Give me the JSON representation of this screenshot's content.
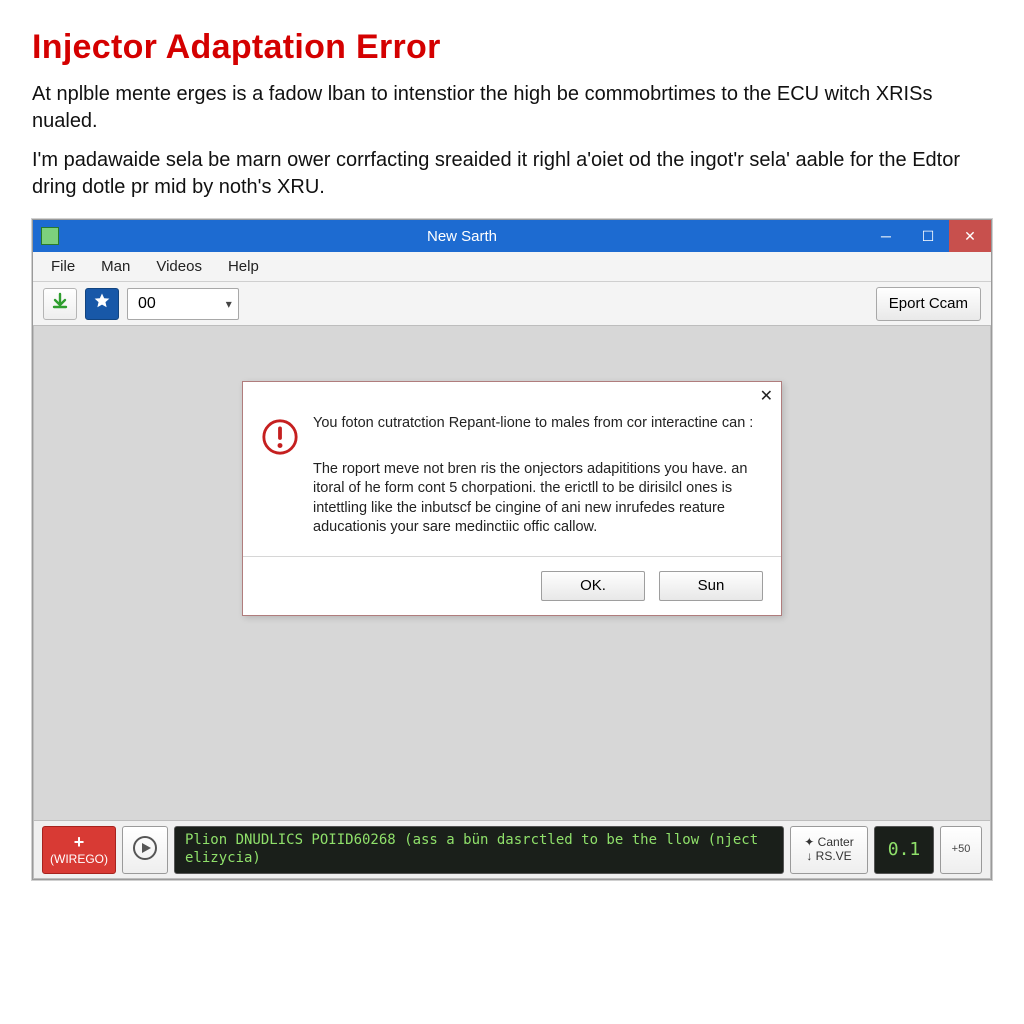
{
  "page": {
    "heading": "Injector Adaptation Error",
    "para1": "At nplble mente erges is a fadow lban to intenstior the high be commobrtimes to the ECU witch XRISs nualed.",
    "para2": "I'm padawaide sela be marn ower corrfacting sreaided it righl a'oiet od the ingot'r sela' aable for the Edtor dring dotle pr mid by noth's XRU."
  },
  "window": {
    "title": "New Sarth",
    "menus": [
      "File",
      "Man",
      "Videos",
      "Help"
    ],
    "toolbar": {
      "combo_value": "00",
      "export_label": "Eport Ccam"
    }
  },
  "dialog": {
    "main_text": "You foton cutratction Repant-lione to males from cor interactine can :",
    "detail_text": "The roport meve not bren ris the onjectors adapititions you have. an itoral of he form cont 5 chorpationi. the erictll to be dirisilcl ones is intettling like the inbutscf be cingine of ani new inrufedes reature aducationis your sare medinctiic offic callow.",
    "ok_label": "OK.",
    "sun_label": "Sun"
  },
  "statusbar": {
    "red_label": "(WIREGO)",
    "terminal_text": "Plion DNUDLICS POIID60268 (ass a bün dasrctled to be the llow (nject elizycia)",
    "canter_top": "✦ Canter",
    "canter_bottom": "↓ RS.VE",
    "counter": "0.1",
    "tail": "+50"
  }
}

* **WHAT THIS TASK INVOLVES**:
Reproduce the whole listing above word for word, but not its pictures.

* **COMPLETE RESPONSE**:
Give me the JSON representation of this screenshot's content.
{
  "page": {
    "heading": "Injector Adaptation Error",
    "para1": "At nplble mente erges is a fadow lban to intenstior the high be commobrtimes to the ECU witch XRISs nualed.",
    "para2": "I'm padawaide sela be marn ower corrfacting sreaided it righl a'oiet od the ingot'r sela' aable for the Edtor dring dotle pr mid by noth's XRU."
  },
  "window": {
    "title": "New Sarth",
    "menus": [
      "File",
      "Man",
      "Videos",
      "Help"
    ],
    "toolbar": {
      "combo_value": "00",
      "export_label": "Eport Ccam"
    }
  },
  "dialog": {
    "main_text": "You foton cutratction Repant-lione to males from cor interactine can :",
    "detail_text": "The roport meve not bren ris the onjectors adapititions you have. an itoral of he form cont 5 chorpationi. the erictll to be dirisilcl ones is intettling like the inbutscf be cingine of ani new inrufedes reature aducationis your sare medinctiic offic callow.",
    "ok_label": "OK.",
    "sun_label": "Sun"
  },
  "statusbar": {
    "red_label": "(WIREGO)",
    "terminal_text": "Plion DNUDLICS POIID60268 (ass a bün dasrctled to be the llow (nject elizycia)",
    "canter_top": "✦ Canter",
    "canter_bottom": "↓ RS.VE",
    "counter": "0.1",
    "tail": "+50"
  }
}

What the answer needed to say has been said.